Transcribe all of the material exactly, except for its pictures.

— start Raw data —

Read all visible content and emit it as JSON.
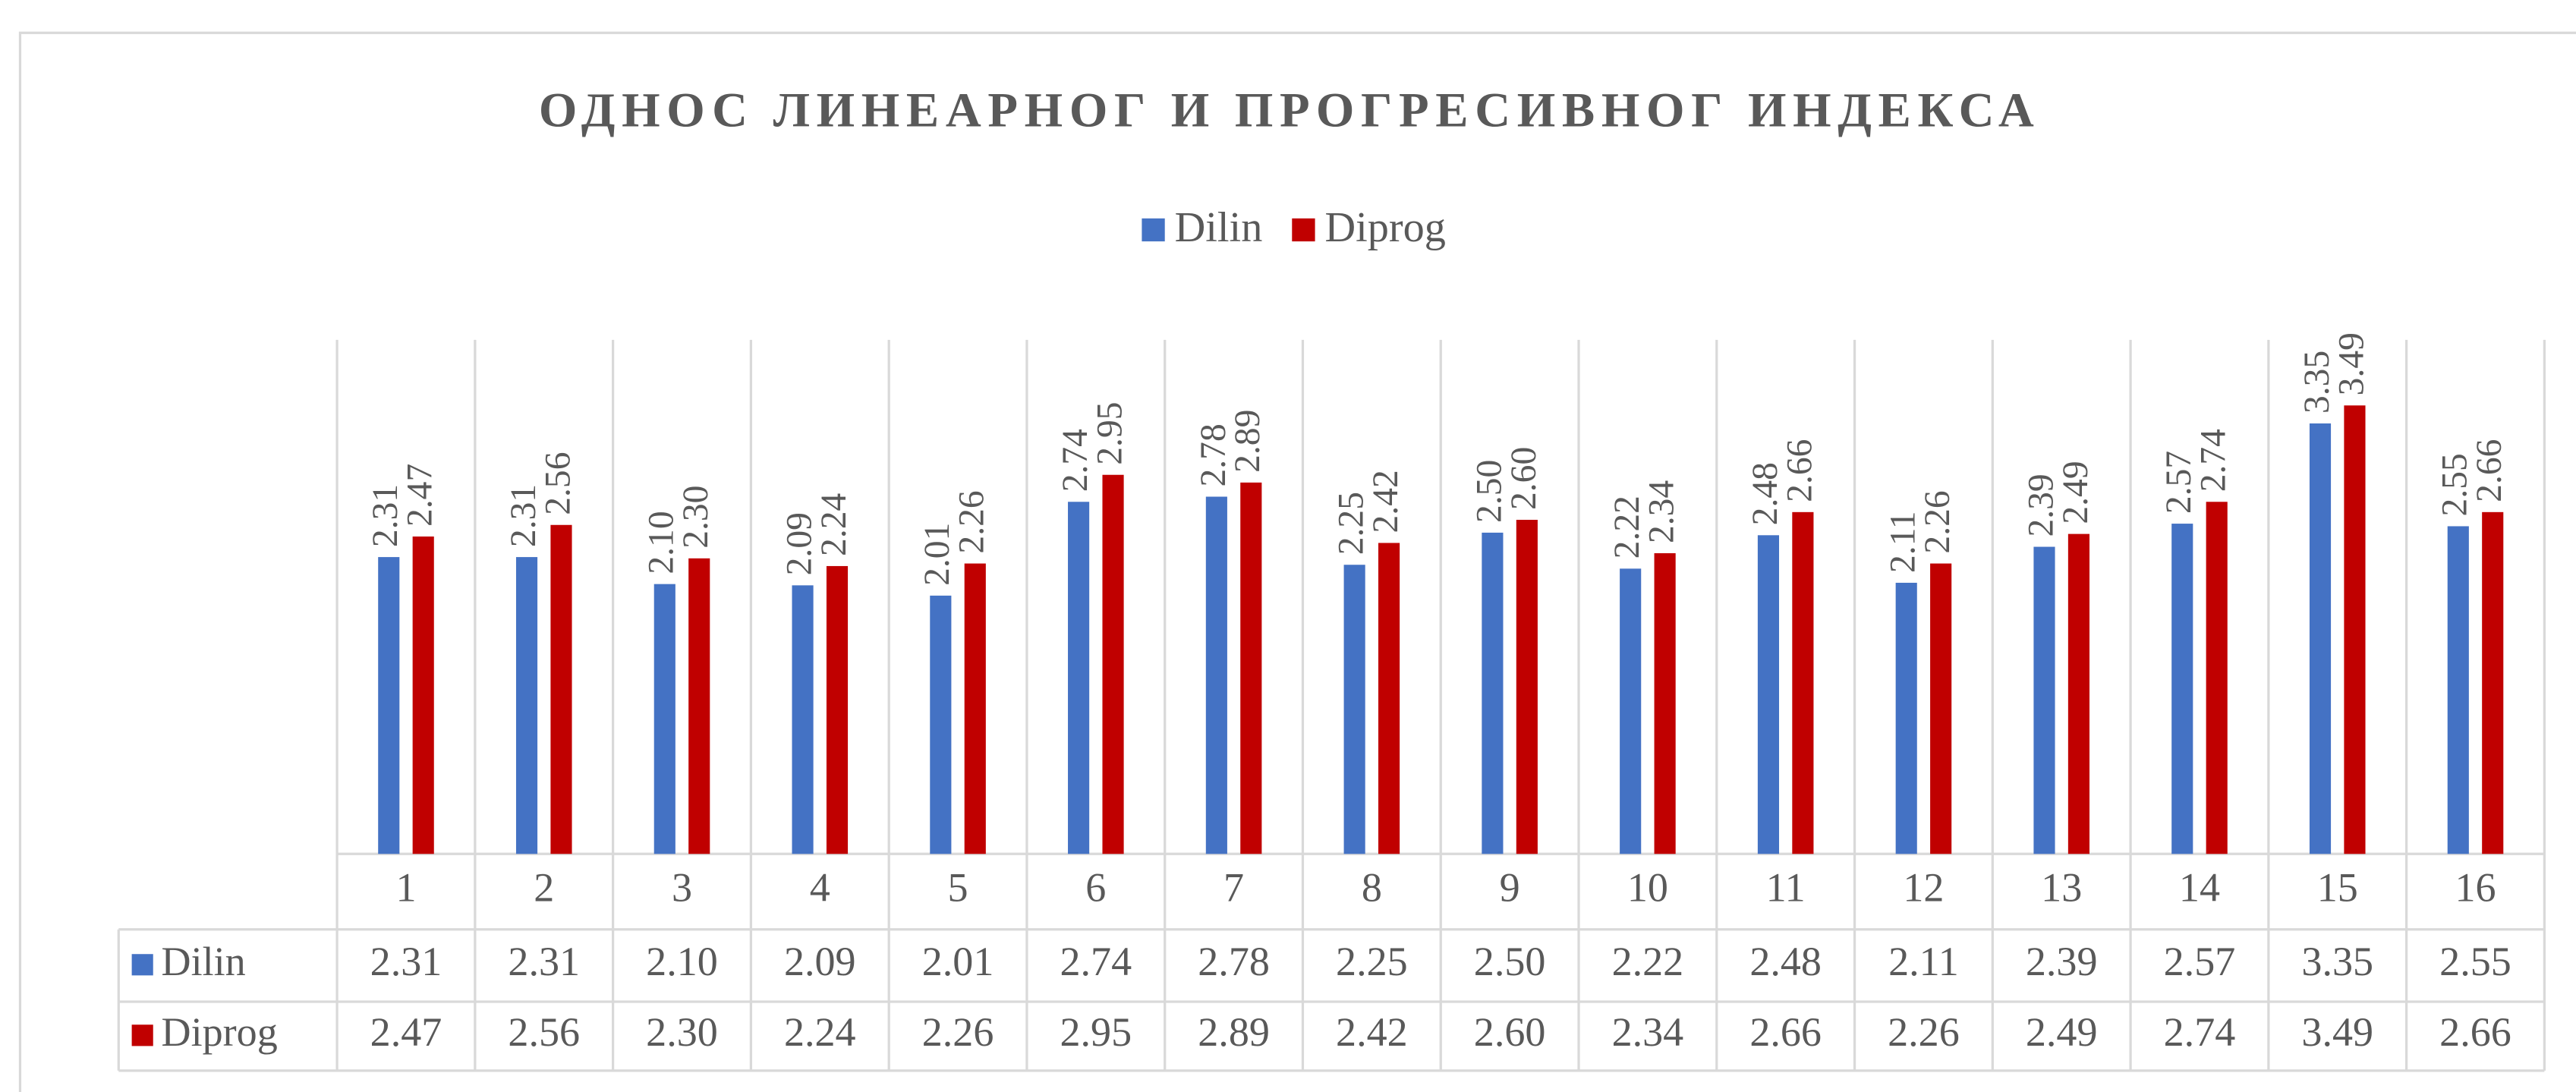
{
  "chart_data": {
    "type": "bar",
    "title": "ОДНОС ЛИНЕАРНОГ И ПРОГРЕСИВНОГ ИНДЕКСА",
    "categories": [
      "1",
      "2",
      "3",
      "4",
      "5",
      "6",
      "7",
      "8",
      "9",
      "10",
      "11",
      "12",
      "13",
      "14",
      "15",
      "16"
    ],
    "series": [
      {
        "name": "Dilin",
        "color": "#4472c4",
        "values": [
          2.31,
          2.31,
          2.1,
          2.09,
          2.01,
          2.74,
          2.78,
          2.25,
          2.5,
          2.22,
          2.48,
          2.11,
          2.39,
          2.57,
          3.35,
          2.55
        ],
        "value_labels": [
          "2.31",
          "2.31",
          "2.10",
          "2.09",
          "2.01",
          "2.74",
          "2.78",
          "2.25",
          "2.50",
          "2.22",
          "2.48",
          "2.11",
          "2.39",
          "2.57",
          "3.35",
          "2.55"
        ]
      },
      {
        "name": "Diprog",
        "color": "#c00000",
        "values": [
          2.47,
          2.56,
          2.3,
          2.24,
          2.26,
          2.95,
          2.89,
          2.42,
          2.6,
          2.34,
          2.66,
          2.26,
          2.49,
          2.74,
          3.49,
          2.66
        ],
        "value_labels": [
          "2.47",
          "2.56",
          "2.30",
          "2.24",
          "2.26",
          "2.95",
          "2.89",
          "2.42",
          "2.60",
          "2.34",
          "2.66",
          "2.26",
          "2.49",
          "2.74",
          "3.49",
          "2.66"
        ]
      }
    ],
    "ylim": [
      0,
      4
    ],
    "legend": "top",
    "data_table": true
  }
}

— end Raw data —

■ Full solution ■
Read all visible content and emit it as JSON.
{
  "chart_data": {
    "type": "bar",
    "title": "ОДНОС ЛИНЕАРНОГ И ПРОГРЕСИВНОГ ИНДЕКСА",
    "categories": [
      "1",
      "2",
      "3",
      "4",
      "5",
      "6",
      "7",
      "8",
      "9",
      "10",
      "11",
      "12",
      "13",
      "14",
      "15",
      "16"
    ],
    "series": [
      {
        "name": "Dilin",
        "color": "#4472c4",
        "values": [
          2.31,
          2.31,
          2.1,
          2.09,
          2.01,
          2.74,
          2.78,
          2.25,
          2.5,
          2.22,
          2.48,
          2.11,
          2.39,
          2.57,
          3.35,
          2.55
        ],
        "value_labels": [
          "2.31",
          "2.31",
          "2.10",
          "2.09",
          "2.01",
          "2.74",
          "2.78",
          "2.25",
          "2.50",
          "2.22",
          "2.48",
          "2.11",
          "2.39",
          "2.57",
          "3.35",
          "2.55"
        ]
      },
      {
        "name": "Diprog",
        "color": "#c00000",
        "values": [
          2.47,
          2.56,
          2.3,
          2.24,
          2.26,
          2.95,
          2.89,
          2.42,
          2.6,
          2.34,
          2.66,
          2.26,
          2.49,
          2.74,
          3.49,
          2.66
        ],
        "value_labels": [
          "2.47",
          "2.56",
          "2.30",
          "2.24",
          "2.26",
          "2.95",
          "2.89",
          "2.42",
          "2.60",
          "2.34",
          "2.66",
          "2.26",
          "2.49",
          "2.74",
          "3.49",
          "2.66"
        ]
      }
    ],
    "ylim": [
      0,
      4
    ],
    "legend": "top",
    "data_table": true
  }
}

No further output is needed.